**OBJECTIVE**
Extract every line where the string "structured" appears.
— START OF TASK INPUTS —
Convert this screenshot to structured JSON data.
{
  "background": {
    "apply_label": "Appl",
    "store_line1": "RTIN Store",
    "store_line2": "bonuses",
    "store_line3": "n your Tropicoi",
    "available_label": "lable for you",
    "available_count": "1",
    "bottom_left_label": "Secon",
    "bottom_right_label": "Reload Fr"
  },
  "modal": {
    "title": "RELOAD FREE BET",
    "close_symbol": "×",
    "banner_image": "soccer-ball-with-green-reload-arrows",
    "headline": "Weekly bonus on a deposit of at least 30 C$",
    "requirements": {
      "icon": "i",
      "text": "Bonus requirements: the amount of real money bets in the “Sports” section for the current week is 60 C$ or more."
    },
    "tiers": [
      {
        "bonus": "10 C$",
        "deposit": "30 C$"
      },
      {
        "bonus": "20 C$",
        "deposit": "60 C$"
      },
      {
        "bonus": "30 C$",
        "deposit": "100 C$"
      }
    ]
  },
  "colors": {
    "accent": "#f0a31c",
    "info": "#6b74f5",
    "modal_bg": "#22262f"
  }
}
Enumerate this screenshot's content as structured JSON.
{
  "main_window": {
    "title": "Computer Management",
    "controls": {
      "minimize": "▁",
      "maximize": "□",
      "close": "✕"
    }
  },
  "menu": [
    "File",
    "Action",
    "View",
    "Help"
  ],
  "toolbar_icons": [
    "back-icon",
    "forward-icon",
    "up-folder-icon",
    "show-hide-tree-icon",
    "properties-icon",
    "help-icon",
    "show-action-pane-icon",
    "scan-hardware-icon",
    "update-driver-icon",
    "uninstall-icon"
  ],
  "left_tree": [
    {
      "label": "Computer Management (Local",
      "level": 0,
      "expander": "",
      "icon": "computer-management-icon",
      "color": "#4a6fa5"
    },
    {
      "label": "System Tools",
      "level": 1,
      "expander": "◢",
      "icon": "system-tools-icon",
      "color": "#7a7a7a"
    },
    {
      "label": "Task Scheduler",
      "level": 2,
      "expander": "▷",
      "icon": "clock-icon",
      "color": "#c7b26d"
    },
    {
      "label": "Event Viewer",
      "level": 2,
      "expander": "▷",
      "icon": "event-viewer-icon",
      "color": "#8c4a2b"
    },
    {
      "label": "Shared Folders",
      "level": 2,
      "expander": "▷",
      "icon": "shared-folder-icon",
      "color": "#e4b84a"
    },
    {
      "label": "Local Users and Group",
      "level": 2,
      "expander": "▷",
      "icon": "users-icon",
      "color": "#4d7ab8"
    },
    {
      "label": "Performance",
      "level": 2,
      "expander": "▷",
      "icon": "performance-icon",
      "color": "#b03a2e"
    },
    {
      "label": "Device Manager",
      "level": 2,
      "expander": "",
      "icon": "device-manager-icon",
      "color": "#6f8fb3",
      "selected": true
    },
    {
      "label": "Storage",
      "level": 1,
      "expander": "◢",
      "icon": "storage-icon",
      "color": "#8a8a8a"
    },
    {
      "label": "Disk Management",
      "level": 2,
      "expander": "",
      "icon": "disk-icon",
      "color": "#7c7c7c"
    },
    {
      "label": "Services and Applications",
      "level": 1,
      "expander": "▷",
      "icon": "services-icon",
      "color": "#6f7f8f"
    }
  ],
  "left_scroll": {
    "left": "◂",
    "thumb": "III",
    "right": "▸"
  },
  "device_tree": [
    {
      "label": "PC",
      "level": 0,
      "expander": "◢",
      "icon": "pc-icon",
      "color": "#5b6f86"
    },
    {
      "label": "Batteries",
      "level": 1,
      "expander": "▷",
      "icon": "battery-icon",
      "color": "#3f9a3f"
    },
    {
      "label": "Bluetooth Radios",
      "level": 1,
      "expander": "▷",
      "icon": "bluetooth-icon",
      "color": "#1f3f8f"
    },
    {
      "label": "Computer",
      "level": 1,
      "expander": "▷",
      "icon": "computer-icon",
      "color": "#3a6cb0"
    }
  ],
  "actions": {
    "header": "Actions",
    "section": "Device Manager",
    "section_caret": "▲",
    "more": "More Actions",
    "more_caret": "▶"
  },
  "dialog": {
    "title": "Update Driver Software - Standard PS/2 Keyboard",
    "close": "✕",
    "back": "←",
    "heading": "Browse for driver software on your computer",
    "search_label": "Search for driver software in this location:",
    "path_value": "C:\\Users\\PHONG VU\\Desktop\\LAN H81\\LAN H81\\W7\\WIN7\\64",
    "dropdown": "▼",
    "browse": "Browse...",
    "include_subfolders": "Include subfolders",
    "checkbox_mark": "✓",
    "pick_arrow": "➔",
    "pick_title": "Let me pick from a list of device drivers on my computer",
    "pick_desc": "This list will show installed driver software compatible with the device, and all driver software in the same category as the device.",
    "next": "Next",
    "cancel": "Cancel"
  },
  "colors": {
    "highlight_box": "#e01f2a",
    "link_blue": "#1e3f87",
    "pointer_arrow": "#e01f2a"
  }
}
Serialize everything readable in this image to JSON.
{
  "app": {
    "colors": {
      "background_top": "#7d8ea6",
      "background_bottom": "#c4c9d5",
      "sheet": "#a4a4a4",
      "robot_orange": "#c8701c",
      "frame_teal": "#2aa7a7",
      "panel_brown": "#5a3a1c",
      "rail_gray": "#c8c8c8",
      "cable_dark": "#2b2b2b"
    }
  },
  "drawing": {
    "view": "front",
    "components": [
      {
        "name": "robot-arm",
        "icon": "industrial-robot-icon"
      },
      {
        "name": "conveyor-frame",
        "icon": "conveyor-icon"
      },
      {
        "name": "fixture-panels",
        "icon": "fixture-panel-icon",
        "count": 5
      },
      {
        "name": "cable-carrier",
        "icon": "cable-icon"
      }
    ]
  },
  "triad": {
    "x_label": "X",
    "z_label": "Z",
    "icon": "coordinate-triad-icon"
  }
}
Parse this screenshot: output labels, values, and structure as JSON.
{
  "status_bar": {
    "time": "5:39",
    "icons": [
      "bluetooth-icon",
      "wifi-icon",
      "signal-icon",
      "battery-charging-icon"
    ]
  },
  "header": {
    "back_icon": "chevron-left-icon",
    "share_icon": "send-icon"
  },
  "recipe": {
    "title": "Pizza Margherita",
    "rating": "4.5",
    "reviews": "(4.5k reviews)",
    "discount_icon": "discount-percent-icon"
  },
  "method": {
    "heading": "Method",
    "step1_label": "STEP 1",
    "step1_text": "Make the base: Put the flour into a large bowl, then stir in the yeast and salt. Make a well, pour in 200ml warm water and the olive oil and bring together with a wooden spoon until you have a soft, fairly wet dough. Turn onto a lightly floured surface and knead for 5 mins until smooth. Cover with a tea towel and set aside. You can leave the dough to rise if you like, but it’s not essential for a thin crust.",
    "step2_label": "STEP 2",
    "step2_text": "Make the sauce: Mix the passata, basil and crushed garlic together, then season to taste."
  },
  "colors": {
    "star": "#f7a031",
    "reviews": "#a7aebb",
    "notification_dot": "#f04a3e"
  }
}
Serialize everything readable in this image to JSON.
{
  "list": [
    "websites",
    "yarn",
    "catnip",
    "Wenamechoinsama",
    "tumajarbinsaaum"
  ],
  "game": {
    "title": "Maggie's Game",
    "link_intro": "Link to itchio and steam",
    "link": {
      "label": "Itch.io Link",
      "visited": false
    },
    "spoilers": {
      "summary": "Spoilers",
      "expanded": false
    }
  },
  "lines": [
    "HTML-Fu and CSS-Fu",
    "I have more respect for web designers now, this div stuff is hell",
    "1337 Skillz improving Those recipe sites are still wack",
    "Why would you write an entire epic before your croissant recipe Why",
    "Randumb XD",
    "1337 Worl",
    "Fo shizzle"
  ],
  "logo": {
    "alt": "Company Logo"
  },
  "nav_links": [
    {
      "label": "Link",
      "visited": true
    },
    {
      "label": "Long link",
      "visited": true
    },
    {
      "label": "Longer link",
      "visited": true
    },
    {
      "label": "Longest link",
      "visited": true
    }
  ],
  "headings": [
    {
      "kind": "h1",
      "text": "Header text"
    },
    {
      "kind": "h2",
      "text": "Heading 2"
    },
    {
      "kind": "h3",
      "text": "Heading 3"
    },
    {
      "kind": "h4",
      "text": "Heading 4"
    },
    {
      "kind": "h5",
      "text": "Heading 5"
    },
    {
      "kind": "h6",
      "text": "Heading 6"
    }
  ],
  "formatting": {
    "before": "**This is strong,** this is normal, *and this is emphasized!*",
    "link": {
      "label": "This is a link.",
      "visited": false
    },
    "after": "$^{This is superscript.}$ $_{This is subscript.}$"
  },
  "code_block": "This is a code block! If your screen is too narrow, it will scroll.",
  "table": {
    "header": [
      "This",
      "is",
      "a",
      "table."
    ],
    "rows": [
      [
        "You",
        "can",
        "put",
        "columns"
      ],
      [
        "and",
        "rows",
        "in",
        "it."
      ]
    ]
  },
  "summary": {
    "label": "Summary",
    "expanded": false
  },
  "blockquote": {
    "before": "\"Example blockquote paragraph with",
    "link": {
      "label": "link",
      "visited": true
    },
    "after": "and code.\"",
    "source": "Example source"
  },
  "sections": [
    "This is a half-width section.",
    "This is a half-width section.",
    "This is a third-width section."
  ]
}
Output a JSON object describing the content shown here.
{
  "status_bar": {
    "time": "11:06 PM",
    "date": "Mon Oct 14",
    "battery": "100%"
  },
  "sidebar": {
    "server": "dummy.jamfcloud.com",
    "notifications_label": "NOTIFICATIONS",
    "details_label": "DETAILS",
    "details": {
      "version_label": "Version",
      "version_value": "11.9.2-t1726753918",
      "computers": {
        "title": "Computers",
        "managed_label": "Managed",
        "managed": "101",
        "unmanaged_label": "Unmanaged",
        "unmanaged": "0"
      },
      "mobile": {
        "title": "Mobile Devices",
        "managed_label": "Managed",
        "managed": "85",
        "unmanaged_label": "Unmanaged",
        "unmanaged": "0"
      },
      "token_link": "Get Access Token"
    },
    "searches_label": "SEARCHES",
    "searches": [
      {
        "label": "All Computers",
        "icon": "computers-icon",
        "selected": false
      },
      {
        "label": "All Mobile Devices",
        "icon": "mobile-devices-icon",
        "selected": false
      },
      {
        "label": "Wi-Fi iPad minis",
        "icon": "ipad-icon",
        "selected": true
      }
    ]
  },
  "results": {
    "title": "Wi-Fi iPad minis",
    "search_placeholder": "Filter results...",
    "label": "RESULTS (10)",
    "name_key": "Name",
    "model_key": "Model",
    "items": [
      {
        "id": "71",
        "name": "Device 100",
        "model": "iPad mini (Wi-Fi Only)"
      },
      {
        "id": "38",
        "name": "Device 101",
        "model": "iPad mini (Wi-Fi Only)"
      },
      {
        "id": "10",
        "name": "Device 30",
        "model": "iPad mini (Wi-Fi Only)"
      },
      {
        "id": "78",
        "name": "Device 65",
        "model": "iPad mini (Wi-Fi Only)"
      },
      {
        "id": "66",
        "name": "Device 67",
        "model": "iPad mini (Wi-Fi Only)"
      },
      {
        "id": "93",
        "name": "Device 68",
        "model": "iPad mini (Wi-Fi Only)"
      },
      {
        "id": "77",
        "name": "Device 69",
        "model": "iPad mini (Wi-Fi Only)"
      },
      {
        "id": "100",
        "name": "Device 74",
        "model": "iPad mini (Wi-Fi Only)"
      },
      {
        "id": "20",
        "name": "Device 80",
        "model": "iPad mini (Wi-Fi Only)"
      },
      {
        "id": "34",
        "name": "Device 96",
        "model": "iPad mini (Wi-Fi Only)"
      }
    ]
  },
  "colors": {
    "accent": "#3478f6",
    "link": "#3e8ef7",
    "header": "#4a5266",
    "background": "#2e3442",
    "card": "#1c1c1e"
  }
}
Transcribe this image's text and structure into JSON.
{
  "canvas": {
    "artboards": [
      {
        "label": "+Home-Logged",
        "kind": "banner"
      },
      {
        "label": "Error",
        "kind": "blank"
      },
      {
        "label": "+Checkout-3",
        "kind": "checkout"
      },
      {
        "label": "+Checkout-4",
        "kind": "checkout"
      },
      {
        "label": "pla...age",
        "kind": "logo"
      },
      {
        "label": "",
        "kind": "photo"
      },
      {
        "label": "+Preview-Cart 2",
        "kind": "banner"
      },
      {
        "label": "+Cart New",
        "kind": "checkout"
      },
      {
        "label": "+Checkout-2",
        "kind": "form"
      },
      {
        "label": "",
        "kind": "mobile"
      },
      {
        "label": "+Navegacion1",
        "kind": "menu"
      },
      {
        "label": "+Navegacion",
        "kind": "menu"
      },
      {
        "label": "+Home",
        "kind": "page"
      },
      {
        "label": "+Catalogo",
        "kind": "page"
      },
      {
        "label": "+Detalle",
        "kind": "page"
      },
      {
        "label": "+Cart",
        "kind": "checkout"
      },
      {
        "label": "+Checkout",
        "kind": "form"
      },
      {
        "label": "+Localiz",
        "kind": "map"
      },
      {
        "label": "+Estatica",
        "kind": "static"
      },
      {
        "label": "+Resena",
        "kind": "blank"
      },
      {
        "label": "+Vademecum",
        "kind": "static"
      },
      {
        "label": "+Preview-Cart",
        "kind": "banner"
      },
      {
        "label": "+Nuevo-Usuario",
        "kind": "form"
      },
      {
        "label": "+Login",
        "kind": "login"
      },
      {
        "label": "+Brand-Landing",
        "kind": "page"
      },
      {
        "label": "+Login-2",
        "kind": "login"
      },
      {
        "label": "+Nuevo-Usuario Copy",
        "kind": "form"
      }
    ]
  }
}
— END OF TASK INPUTS —
**ANSWER TO THIS TASK**
Convert this screenshot to structured JSON data.
Enumerate this screenshot's content as structured JSON.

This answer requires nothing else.